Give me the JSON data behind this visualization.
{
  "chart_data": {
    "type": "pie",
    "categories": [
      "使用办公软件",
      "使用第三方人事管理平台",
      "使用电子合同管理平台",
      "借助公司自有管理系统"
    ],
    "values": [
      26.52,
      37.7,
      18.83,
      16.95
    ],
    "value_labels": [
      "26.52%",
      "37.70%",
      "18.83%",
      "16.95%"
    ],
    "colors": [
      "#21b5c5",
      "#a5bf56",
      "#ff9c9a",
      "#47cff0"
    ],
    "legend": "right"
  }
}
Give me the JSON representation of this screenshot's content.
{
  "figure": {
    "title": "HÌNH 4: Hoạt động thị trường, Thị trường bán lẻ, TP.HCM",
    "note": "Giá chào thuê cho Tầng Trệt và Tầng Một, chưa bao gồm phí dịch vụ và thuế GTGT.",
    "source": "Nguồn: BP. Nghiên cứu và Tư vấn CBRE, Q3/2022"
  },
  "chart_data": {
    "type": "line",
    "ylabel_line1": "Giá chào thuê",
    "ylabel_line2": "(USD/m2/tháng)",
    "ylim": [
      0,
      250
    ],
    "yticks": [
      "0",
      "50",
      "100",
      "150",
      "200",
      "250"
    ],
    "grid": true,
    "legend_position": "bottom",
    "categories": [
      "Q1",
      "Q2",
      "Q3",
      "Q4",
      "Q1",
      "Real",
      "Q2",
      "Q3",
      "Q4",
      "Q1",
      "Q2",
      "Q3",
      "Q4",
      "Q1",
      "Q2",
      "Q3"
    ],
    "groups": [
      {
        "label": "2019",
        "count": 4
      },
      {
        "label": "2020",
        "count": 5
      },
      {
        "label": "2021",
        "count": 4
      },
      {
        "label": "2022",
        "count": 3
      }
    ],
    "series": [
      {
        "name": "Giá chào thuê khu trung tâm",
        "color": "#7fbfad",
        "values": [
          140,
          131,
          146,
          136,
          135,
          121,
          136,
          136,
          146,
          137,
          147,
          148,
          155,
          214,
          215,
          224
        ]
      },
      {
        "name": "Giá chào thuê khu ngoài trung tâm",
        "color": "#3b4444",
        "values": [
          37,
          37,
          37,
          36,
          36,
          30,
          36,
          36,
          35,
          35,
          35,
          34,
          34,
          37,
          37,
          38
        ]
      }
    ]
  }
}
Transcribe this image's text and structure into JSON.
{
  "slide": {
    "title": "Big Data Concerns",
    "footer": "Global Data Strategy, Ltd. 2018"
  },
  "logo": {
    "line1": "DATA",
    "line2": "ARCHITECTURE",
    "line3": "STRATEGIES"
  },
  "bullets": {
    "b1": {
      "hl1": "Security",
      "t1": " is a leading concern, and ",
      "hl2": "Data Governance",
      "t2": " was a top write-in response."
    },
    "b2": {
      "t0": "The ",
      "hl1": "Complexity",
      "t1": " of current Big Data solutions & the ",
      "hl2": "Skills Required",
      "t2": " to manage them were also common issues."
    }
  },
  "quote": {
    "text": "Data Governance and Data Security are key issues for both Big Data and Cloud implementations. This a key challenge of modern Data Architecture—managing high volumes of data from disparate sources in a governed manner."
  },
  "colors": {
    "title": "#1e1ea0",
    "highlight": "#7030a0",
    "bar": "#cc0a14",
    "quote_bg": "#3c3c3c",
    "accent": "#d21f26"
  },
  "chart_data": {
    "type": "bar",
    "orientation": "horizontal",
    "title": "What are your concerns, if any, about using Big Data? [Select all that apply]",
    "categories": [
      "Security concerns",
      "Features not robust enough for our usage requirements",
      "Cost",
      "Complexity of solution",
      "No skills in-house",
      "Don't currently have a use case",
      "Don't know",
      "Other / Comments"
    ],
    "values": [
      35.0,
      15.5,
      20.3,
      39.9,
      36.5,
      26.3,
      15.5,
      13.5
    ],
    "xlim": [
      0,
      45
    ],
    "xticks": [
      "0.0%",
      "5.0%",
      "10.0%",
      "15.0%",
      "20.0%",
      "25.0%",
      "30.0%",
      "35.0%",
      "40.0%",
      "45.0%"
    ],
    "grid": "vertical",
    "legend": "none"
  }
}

WHAT TO DO:
Extract all of the data above without altering anything.

FINAL RESULT:
Give me the JSON data behind this visualization.
{
  "chart_data": {
    "type": "pie",
    "categories": [
      "使用办公软件",
      "使用第三方人事管理平台",
      "使用电子合同管理平台",
      "借助公司自有管理系统"
    ],
    "values": [
      26.52,
      37.7,
      18.83,
      16.95
    ],
    "value_labels": [
      "26.52%",
      "37.70%",
      "18.83%",
      "16.95%"
    ],
    "colors": [
      "#21b5c5",
      "#a5bf56",
      "#ff9c9a",
      "#47cff0"
    ],
    "legend": "right"
  }
}
Give me the JSON representation of this screenshot's content.
{
  "figure": {
    "title": "HÌNH 4: Hoạt động thị trường, Thị trường bán lẻ, TP.HCM",
    "note": "Giá chào thuê cho Tầng Trệt và Tầng Một, chưa bao gồm phí dịch vụ và thuế GTGT.",
    "source": "Nguồn: BP. Nghiên cứu và Tư vấn CBRE, Q3/2022"
  },
  "chart_data": {
    "type": "line",
    "ylabel_line1": "Giá chào thuê",
    "ylabel_line2": "(USD/m2/tháng)",
    "ylim": [
      0,
      250
    ],
    "yticks": [
      "0",
      "50",
      "100",
      "150",
      "200",
      "250"
    ],
    "grid": true,
    "legend_position": "bottom",
    "categories": [
      "Q1",
      "Q2",
      "Q3",
      "Q4",
      "Q1",
      "Real",
      "Q2",
      "Q3",
      "Q4",
      "Q1",
      "Q2",
      "Q3",
      "Q4",
      "Q1",
      "Q2",
      "Q3"
    ],
    "groups": [
      {
        "label": "2019",
        "count": 4
      },
      {
        "label": "2020",
        "count": 5
      },
      {
        "label": "2021",
        "count": 4
      },
      {
        "label": "2022",
        "count": 3
      }
    ],
    "series": [
      {
        "name": "Giá chào thuê khu trung tâm",
        "color": "#7fbfad",
        "values": [
          140,
          131,
          146,
          136,
          135,
          121,
          136,
          136,
          146,
          137,
          147,
          148,
          155,
          214,
          215,
          224
        ]
      },
      {
        "name": "Giá chào thuê khu ngoài trung tâm",
        "color": "#3b4444",
        "values": [
          37,
          37,
          37,
          36,
          36,
          30,
          36,
          36,
          35,
          35,
          35,
          34,
          34,
          37,
          37,
          38
        ]
      }
    ]
  }
}
Transcribe this image's text and structure into JSON.
{
  "slide": {
    "title": "Big Data Concerns",
    "footer": "Global Data Strategy, Ltd. 2018"
  },
  "logo": {
    "line1": "DATA",
    "line2": "ARCHITECTURE",
    "line3": "STRATEGIES"
  },
  "bullets": {
    "b1": {
      "hl1": "Security",
      "t1": " is a leading concern, and ",
      "hl2": "Data Governance",
      "t2": " was a top write-in response."
    },
    "b2": {
      "t0": "The ",
      "hl1": "Complexity",
      "t1": " of current Big Data solutions & the ",
      "hl2": "Skills Required",
      "t2": " to manage them were also common issues."
    }
  },
  "quote": {
    "text": "Data Governance and Data Security are key issues for both Big Data and Cloud implementations. This a key challenge of modern Data Architecture—managing high volumes of data from disparate sources in a governed manner."
  },
  "colors": {
    "title": "#1e1ea0",
    "highlight": "#7030a0",
    "bar": "#cc0a14",
    "quote_bg": "#3c3c3c",
    "accent": "#d21f26"
  },
  "chart_data": {
    "type": "bar",
    "orientation": "horizontal",
    "title": "What are your concerns, if any, about using Big Data? [Select all that apply]",
    "categories": [
      "Security concerns",
      "Features not robust enough for our usage requirements",
      "Cost",
      "Complexity of solution",
      "No skills in-house",
      "Don't currently have a use case",
      "Don't know",
      "Other / Comments"
    ],
    "values": [
      35.0,
      15.5,
      20.3,
      39.9,
      36.5,
      26.3,
      15.5,
      13.5
    ],
    "xlim": [
      0,
      45
    ],
    "xticks": [
      "0.0%",
      "5.0%",
      "10.0%",
      "15.0%",
      "20.0%",
      "25.0%",
      "30.0%",
      "35.0%",
      "40.0%",
      "45.0%"
    ],
    "grid": "vertical",
    "legend": "none"
  }
}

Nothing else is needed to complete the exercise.